**TASK SET:**
(A) Transcribe the passage of the Foster Grandparent article between "Because Sloan’s daughter" and "paired with Yvzellez.", inclusive.
(B) Rewrite only the rows between the lines holding "remember-label: Husk mine" and "button-bar: OK Annuller", inclusive, with "Annuller" changed to "Cancel" and nothing else altered.

**EXTRACT:**

------------------------------------------------------------------------

Samantha and Sybil: Foster Grandparent program brings generations together
In fall of 2021, Samantha Yvzellez was starting her first year as a teacher, ready but nervous to invest in her first grade class. Meanwhile, Sybil Sloan had recently moved from her hometown of Woodstock to live with her daughter in the Athens area. Although Sloan enjoyed being closer to family, she felt a little lonely and lost when she first made the move. So, she set two goals for herself. First: get involved with a local senior center and begin rebuilding her community. Second: become a Foster Grandparent.
Because Sloan’s daughter is a special education teacher in the Athen’s area, naturally, she planned to be a Foster Grandparent at her daughter’s school. However, after learning more about the program and trying to find the best fit, Sloan was placed at Fowler Drive Elementary School. There she was paired with Yvzellez.
“As a first year teacher, having her to talk to really helped me to gain more confidence in myself and the decisions that I was making for my class. She had experience with the education world herself and worked in a PreK class for a long time. So, it was really nice to get to hear her stories and learn from her,” said Yvellez.
Originally, Sloan had planned to only stay a year and then transfer to her daughter’s school. But she soon realized she and Yvzellez were a good fit.
“Even though I don’t have a teaching degree, I am still able to help the students and be hands-on. I feel like I am giving them little extra education boosts alongside Ms.Yvellez’ teaching. I get to support them with things that they really need extra help with like reading. You can do a lot without a degree if you have the patience and kindness to work with the kids,” said Sloan.
As partners, Yvellez and Sloan brought out strengths in each other and better supported the class together.

------------------------------------------------------------------------

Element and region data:
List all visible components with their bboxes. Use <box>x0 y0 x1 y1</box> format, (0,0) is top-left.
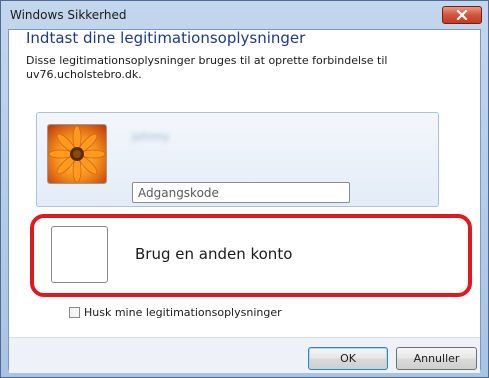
remember-label: Husk mine legitimationsoplysninger <box>84 306 282 319</box>
other-account-label: Brug en anden konto <box>135 245 293 263</box>
window-title: Windows Sikkerhed <box>10 8 127 22</box>
close-icon <box>456 10 468 20</box>
use-other-account-tile[interactable]: Brug en anden konto <box>46 220 439 288</box>
password-field[interactable] <box>132 182 350 203</box>
security-dialog-window: Windows Sikkerhed Indtast dine legitimat… <box>0 0 489 378</box>
saved-credential-tile[interactable]: johnny <box>36 112 439 207</box>
remember-checkbox[interactable] <box>69 307 80 318</box>
title-bar[interactable]: Windows Sikkerhed <box>1 1 488 29</box>
blank-avatar-icon <box>51 226 108 283</box>
ok-button[interactable]: OK <box>308 347 388 370</box>
flower-icon <box>48 125 106 183</box>
cancel-button[interactable]: Annuller <box>396 347 477 370</box>
remember-credentials-option[interactable]: Husk mine legitimationsoplysninger <box>69 306 282 319</box>
dialog-heading: Indtast dine legitimationsoplysninger <box>26 29 306 47</box>
username-label: johnny <box>132 130 170 143</box>
close-button[interactable] <box>442 6 482 24</box>
user-avatar <box>47 124 107 184</box>
button-bar: OK Annuller <box>9 337 480 373</box>
dialog-description: Disse legitimationsoplysninger bruges ti… <box>26 54 388 81</box>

------------------------------------------------------------------------

**COMPLETE ANSWERS:**
(A)
Because Sloan’s daughter is a special education teacher in the Athen’s area, naturally, she planned to be a Foster Grandparent at her daughter’s school. However, after learning more about the program and trying to find the best fit, Sloan was placed at Fowler Drive Elementary School. There she was paired with Yvzellez.

(B)
remember-label: Husk mine legitimationsoplysninger <box>84 306 282 319</box>
other-account-label: Brug en anden konto <box>135 245 293 263</box>
window-title: Windows Sikkerhed <box>10 8 127 22</box>
close-icon <box>456 10 468 20</box>
use-other-account-tile[interactable]: Brug en anden konto <box>46 220 439 288</box>
password-field[interactable] <box>132 182 350 203</box>
security-dialog-window: Windows Sikkerhed Indtast dine legitimat… <box>0 0 489 378</box>
saved-credential-tile[interactable]: johnny <box>36 112 439 207</box>
remember-checkbox[interactable] <box>69 307 80 318</box>
title-bar[interactable]: Windows Sikkerhed <box>1 1 488 29</box>
blank-avatar-icon <box>51 226 108 283</box>
ok-button[interactable]: OK <box>308 347 388 370</box>
flower-icon <box>48 125 106 183</box>
cancel-button[interactable]: Cancel <box>396 347 477 370</box>
remember-credentials-option[interactable]: Husk mine legitimationsoplysninger <box>69 306 282 319</box>
dialog-heading: Indtast dine legitimationsoplysninger <box>26 29 306 47</box>
username-label: johnny <box>132 130 170 143</box>
close-button[interactable] <box>442 6 482 24</box>
user-avatar <box>47 124 107 184</box>
button-bar: OK Cancel <box>9 337 480 373</box>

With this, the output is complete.